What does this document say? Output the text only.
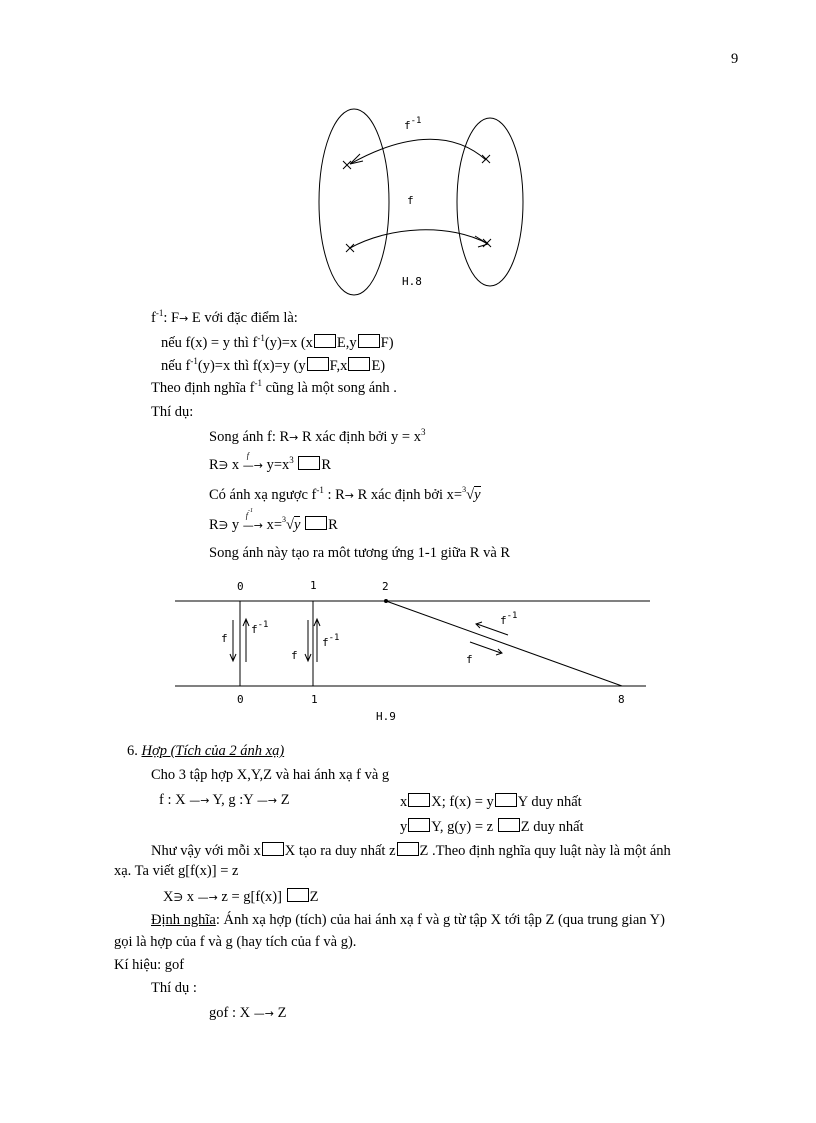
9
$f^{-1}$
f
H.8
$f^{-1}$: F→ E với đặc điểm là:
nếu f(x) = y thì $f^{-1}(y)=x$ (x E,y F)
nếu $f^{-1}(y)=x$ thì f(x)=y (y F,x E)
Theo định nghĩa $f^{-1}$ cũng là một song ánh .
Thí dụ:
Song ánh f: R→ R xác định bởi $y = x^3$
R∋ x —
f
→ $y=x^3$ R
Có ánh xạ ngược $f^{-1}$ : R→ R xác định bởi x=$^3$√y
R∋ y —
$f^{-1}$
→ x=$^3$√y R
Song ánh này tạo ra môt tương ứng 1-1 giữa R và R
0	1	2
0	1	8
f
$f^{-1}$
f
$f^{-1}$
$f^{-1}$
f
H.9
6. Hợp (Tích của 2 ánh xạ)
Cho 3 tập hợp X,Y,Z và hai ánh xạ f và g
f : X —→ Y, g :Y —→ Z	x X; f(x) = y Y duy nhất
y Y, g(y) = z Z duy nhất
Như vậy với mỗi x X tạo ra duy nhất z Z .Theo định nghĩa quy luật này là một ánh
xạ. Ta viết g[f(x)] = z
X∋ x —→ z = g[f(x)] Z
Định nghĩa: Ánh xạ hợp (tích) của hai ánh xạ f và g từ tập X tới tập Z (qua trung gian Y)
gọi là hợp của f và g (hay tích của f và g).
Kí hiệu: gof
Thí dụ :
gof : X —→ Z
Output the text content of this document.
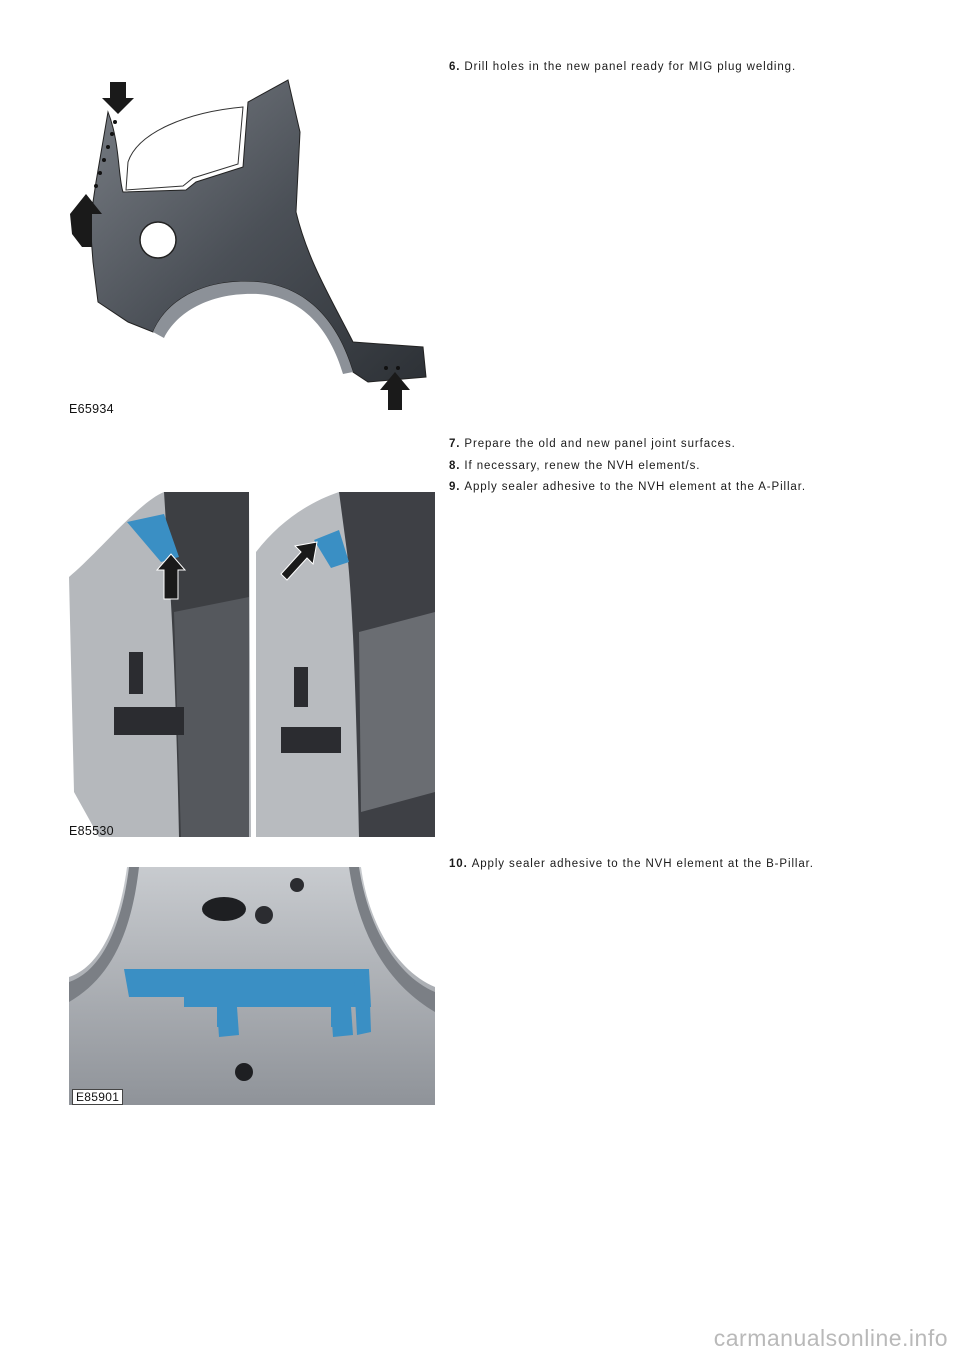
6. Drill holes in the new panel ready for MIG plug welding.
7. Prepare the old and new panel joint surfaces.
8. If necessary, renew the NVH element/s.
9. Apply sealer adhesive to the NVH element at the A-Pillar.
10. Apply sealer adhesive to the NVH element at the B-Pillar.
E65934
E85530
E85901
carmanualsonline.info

# # # #

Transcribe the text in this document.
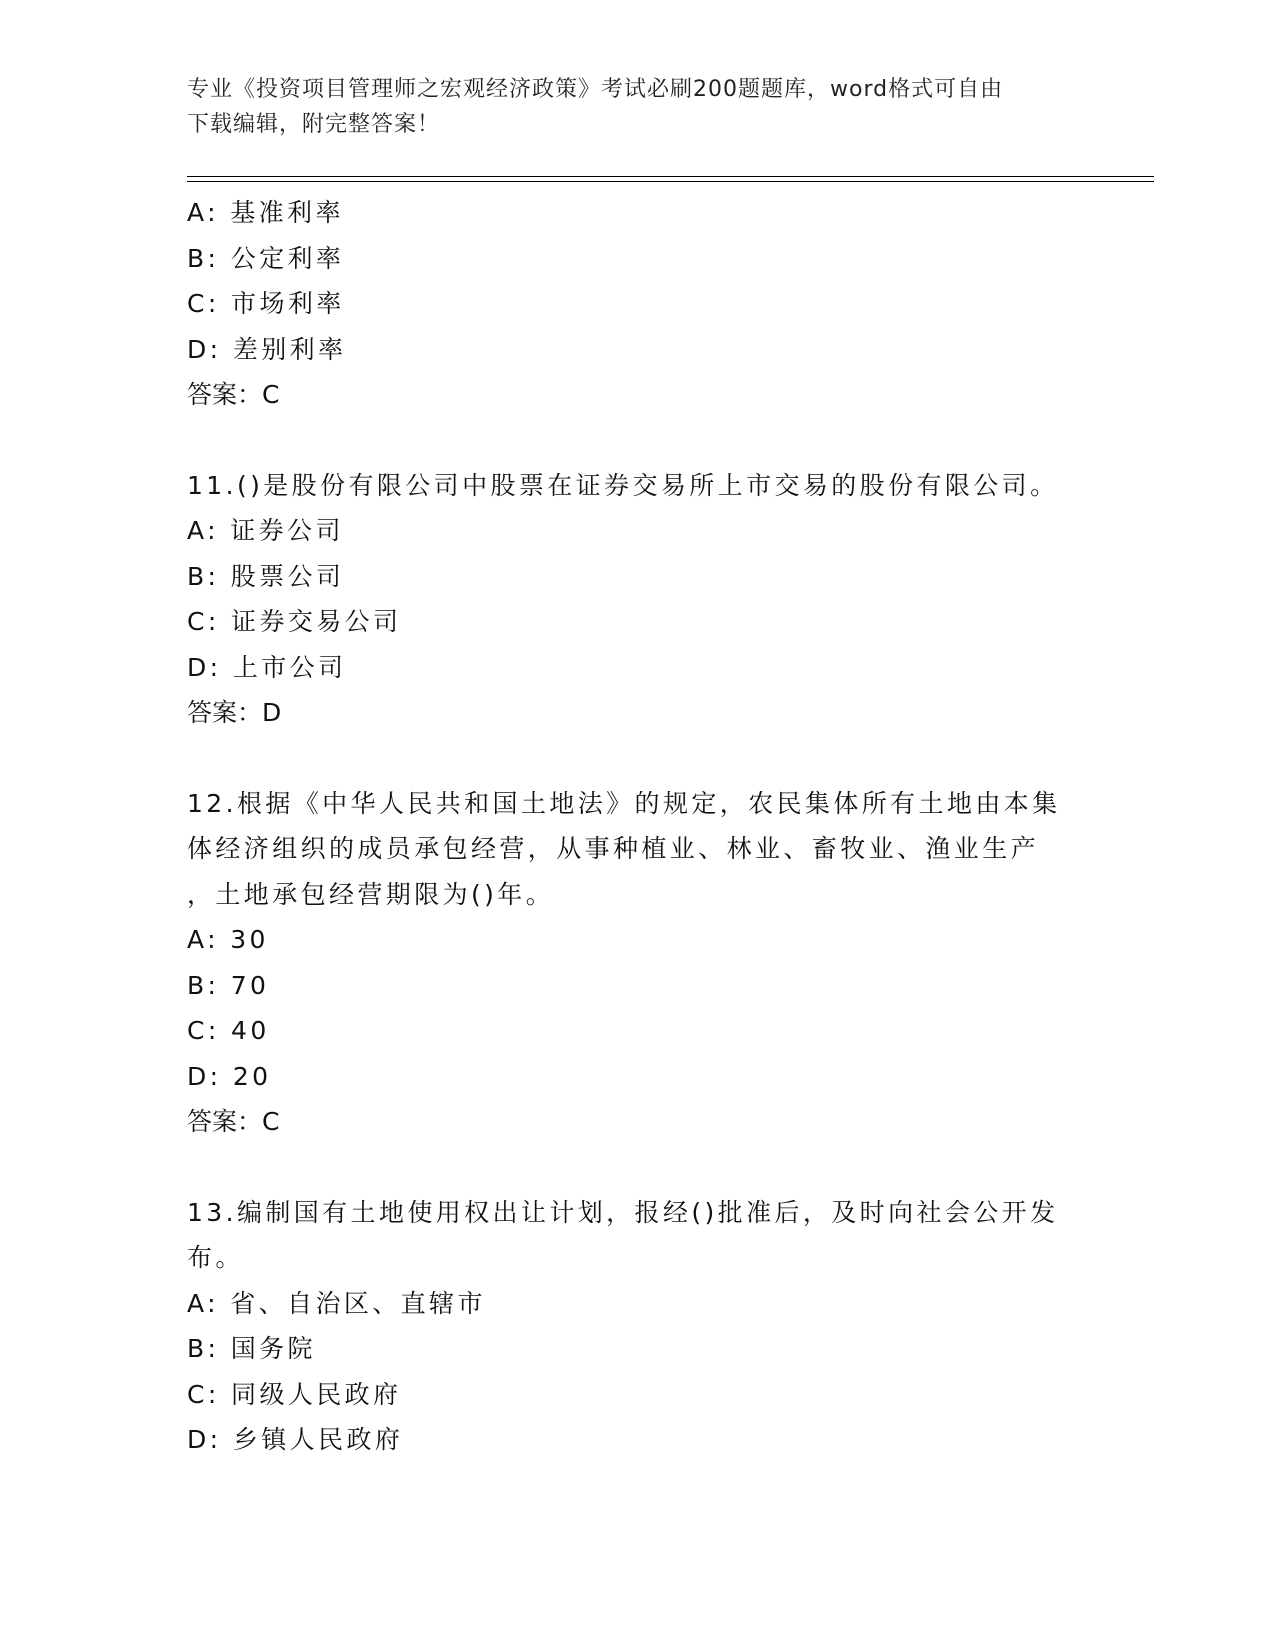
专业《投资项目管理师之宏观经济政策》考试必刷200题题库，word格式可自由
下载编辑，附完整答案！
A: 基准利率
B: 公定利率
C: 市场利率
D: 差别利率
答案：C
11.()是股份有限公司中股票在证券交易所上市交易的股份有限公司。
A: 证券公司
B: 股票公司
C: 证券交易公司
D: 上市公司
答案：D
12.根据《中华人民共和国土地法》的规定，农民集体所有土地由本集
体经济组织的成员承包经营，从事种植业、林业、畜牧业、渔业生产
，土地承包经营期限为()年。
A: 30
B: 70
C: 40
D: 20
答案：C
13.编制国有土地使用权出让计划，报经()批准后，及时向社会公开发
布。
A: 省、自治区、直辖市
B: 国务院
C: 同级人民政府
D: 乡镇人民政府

# # # #

**THE PROBLEM**
Which lines in the records above contain the string "Apply"? Copy each one.

**RESULT OF THIS EXERCISE**
9. Apply sealer adhesive to the NVH element at the A-Pillar.
10. Apply sealer adhesive to the NVH element at the B-Pillar.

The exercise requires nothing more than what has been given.